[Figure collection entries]
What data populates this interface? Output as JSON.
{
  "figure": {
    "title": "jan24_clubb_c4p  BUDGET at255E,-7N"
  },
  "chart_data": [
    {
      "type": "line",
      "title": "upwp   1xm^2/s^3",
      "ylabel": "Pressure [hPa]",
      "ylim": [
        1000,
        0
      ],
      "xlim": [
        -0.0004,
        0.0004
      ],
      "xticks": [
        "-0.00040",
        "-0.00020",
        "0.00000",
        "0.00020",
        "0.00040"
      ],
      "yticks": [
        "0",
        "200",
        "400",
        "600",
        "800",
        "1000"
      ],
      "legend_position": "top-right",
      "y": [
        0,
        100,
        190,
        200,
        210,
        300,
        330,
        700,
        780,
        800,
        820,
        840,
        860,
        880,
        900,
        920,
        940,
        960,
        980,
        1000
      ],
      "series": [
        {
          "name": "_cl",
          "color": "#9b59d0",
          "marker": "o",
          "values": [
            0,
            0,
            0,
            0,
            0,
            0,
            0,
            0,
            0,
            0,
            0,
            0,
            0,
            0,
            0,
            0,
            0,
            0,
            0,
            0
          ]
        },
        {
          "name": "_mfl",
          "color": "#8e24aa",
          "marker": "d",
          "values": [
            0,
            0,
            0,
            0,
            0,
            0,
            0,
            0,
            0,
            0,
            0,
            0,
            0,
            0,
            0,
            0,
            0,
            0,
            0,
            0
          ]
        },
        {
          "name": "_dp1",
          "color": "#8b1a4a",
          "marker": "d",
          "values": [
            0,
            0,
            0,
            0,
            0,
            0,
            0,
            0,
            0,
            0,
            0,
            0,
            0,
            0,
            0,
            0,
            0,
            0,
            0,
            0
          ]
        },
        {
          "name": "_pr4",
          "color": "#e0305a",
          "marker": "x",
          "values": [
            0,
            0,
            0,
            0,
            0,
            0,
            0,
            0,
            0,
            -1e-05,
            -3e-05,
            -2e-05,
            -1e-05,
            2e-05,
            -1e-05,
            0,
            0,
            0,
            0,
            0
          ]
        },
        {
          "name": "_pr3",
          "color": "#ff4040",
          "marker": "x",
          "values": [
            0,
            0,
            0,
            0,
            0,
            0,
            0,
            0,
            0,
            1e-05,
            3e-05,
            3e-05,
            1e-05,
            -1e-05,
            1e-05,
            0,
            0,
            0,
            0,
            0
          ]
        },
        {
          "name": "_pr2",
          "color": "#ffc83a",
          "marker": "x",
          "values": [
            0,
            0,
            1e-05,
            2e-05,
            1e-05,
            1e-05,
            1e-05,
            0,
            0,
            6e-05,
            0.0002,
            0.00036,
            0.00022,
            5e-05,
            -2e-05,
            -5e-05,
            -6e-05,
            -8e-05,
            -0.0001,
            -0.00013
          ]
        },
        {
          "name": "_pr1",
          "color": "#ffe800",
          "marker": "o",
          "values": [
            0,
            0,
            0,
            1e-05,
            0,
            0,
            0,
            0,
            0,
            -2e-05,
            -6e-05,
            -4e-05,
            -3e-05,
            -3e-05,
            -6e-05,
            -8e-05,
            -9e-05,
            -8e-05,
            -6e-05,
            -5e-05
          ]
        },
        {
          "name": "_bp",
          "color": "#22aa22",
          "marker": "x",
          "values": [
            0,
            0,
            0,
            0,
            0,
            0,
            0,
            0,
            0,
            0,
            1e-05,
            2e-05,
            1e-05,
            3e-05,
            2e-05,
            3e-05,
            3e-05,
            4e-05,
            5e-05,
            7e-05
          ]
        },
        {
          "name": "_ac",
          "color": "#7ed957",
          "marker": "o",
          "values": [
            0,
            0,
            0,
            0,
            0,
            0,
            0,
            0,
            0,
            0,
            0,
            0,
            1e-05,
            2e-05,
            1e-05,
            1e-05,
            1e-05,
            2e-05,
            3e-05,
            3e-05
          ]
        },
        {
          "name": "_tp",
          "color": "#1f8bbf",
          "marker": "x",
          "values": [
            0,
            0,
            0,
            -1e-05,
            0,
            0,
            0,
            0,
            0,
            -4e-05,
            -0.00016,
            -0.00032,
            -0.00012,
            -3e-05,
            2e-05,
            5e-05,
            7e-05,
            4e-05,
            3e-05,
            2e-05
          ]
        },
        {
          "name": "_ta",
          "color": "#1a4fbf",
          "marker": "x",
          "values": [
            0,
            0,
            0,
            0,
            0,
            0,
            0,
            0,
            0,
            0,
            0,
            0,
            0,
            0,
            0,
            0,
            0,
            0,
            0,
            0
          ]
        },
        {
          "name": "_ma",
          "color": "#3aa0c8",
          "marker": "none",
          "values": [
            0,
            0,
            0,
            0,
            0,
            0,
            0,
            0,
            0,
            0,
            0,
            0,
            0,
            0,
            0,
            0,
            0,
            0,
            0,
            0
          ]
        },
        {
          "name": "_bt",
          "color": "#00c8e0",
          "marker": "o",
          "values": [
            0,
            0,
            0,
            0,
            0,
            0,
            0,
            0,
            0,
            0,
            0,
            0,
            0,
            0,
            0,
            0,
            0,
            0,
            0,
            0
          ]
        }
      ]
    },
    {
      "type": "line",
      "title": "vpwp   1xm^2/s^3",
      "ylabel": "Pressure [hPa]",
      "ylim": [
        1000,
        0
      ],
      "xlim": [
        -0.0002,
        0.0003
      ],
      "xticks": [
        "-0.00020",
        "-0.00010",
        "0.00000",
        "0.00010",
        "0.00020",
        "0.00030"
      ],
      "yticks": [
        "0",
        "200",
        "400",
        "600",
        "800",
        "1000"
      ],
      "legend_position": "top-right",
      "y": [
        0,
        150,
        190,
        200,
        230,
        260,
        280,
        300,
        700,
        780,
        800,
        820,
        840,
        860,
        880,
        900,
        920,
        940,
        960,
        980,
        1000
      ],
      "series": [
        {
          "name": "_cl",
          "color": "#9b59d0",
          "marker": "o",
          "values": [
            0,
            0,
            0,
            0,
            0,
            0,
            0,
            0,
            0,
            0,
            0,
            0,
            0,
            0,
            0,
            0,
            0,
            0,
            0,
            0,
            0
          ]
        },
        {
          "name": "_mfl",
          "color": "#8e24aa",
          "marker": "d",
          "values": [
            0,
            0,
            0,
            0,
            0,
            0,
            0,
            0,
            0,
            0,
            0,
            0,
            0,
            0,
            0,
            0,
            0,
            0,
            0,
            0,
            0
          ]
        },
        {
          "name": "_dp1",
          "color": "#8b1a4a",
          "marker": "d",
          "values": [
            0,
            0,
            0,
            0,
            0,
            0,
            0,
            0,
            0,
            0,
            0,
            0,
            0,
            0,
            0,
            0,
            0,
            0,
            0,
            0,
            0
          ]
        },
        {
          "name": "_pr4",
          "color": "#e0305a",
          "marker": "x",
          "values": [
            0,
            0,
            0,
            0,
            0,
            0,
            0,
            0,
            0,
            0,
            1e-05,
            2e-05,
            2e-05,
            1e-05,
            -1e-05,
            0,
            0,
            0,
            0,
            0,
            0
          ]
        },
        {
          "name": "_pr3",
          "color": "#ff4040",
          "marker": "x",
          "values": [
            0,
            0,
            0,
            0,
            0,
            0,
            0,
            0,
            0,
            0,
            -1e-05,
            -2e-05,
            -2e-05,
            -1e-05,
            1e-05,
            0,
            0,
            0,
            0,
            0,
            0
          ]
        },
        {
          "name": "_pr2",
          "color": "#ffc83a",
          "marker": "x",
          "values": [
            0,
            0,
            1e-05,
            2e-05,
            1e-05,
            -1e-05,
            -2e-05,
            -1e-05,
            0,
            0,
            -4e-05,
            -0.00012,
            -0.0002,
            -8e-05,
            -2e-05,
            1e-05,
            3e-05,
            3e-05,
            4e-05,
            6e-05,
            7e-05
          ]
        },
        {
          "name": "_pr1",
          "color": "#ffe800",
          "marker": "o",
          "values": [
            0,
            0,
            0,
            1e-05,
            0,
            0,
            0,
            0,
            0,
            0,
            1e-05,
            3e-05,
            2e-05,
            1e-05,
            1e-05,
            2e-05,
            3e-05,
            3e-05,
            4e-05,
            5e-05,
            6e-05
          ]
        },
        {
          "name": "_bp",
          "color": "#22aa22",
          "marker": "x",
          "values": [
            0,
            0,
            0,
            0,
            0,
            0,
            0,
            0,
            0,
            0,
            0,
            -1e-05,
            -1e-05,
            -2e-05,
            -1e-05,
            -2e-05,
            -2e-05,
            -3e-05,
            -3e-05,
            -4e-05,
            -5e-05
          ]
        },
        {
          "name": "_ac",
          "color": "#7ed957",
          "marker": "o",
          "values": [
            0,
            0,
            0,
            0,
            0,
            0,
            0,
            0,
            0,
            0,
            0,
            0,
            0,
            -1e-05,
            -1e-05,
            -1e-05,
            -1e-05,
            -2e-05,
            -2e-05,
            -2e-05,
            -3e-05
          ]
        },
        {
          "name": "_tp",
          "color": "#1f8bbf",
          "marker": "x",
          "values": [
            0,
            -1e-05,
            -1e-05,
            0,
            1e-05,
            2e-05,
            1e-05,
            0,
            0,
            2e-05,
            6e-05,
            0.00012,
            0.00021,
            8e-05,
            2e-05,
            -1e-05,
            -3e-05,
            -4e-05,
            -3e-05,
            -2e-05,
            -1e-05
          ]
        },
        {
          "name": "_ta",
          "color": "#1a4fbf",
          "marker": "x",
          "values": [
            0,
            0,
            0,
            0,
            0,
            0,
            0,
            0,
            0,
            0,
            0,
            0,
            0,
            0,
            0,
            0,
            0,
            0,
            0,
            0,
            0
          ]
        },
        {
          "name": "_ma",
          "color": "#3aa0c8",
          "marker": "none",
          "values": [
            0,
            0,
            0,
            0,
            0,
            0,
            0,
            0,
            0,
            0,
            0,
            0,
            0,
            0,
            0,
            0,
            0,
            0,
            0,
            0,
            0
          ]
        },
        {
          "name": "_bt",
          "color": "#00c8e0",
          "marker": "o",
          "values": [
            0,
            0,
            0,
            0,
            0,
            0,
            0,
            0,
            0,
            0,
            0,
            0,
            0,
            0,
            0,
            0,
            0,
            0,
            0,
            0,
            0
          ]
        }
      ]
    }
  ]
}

GIVEN TASK: In the listing, find each line with the string "title" and copy it.

RESPONSE:
    "title": "jan24_clubb_c4p  BUDGET at255E,-7N"
      "title": "upwp   1xm^2/s^3",
      "title": "vpwp   1xm^2/s^3",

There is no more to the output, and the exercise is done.